The data:

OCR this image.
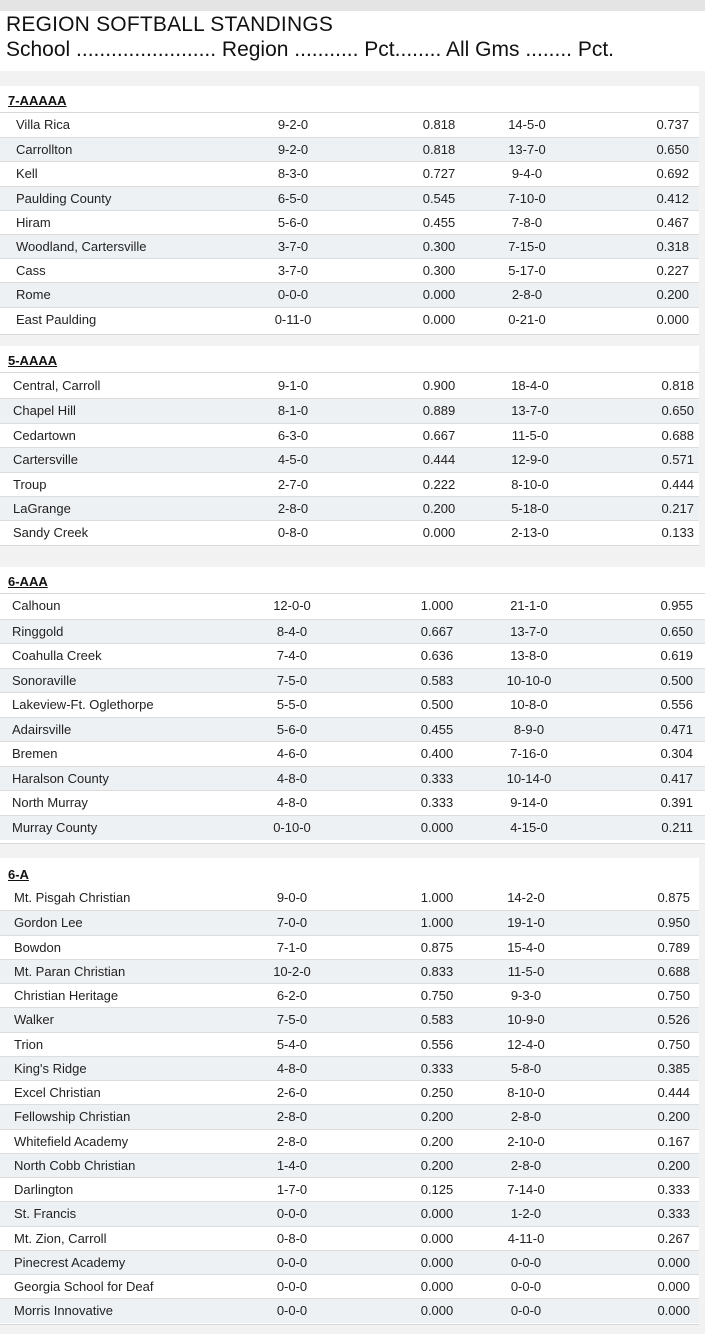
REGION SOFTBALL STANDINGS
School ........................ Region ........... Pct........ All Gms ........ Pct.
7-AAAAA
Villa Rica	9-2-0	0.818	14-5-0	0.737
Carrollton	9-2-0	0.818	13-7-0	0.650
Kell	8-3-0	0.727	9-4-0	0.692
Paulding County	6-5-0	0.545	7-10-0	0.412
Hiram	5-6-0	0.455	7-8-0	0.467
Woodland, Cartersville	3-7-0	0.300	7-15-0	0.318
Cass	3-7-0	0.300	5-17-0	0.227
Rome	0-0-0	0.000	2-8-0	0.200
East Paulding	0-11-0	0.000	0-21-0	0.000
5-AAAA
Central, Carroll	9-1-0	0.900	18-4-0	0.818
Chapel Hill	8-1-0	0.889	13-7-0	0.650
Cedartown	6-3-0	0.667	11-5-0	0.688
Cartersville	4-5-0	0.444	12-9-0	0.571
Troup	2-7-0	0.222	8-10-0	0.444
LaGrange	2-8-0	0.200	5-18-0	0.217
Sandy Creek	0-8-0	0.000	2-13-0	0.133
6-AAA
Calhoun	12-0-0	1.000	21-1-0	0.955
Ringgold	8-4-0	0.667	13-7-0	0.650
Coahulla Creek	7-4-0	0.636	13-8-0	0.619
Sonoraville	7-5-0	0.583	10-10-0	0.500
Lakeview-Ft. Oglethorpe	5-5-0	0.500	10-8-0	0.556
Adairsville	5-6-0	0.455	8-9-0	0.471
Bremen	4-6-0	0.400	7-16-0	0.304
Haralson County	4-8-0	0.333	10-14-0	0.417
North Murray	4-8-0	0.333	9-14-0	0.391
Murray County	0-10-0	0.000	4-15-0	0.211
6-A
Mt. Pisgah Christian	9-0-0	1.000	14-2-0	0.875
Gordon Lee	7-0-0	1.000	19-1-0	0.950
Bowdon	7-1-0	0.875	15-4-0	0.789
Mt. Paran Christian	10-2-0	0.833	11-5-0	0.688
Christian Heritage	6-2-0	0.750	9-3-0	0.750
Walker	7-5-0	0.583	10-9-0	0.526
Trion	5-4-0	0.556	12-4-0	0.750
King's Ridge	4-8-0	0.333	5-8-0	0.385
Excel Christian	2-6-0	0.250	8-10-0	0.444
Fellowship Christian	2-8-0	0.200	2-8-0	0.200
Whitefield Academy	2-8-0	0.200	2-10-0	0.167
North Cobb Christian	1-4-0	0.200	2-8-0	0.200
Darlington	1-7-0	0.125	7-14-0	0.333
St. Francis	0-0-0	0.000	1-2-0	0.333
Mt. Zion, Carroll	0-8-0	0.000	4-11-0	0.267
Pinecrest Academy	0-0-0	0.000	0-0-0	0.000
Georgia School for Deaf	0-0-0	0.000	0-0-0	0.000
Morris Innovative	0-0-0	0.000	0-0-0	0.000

Task requirements: Look through the data and gather every line with the string "Cartersville" in it.

Result:
Woodland, Cartersville	3-7-0	0.300	7-15-0	0.318
Cartersville	4-5-0	0.444	12-9-0	0.571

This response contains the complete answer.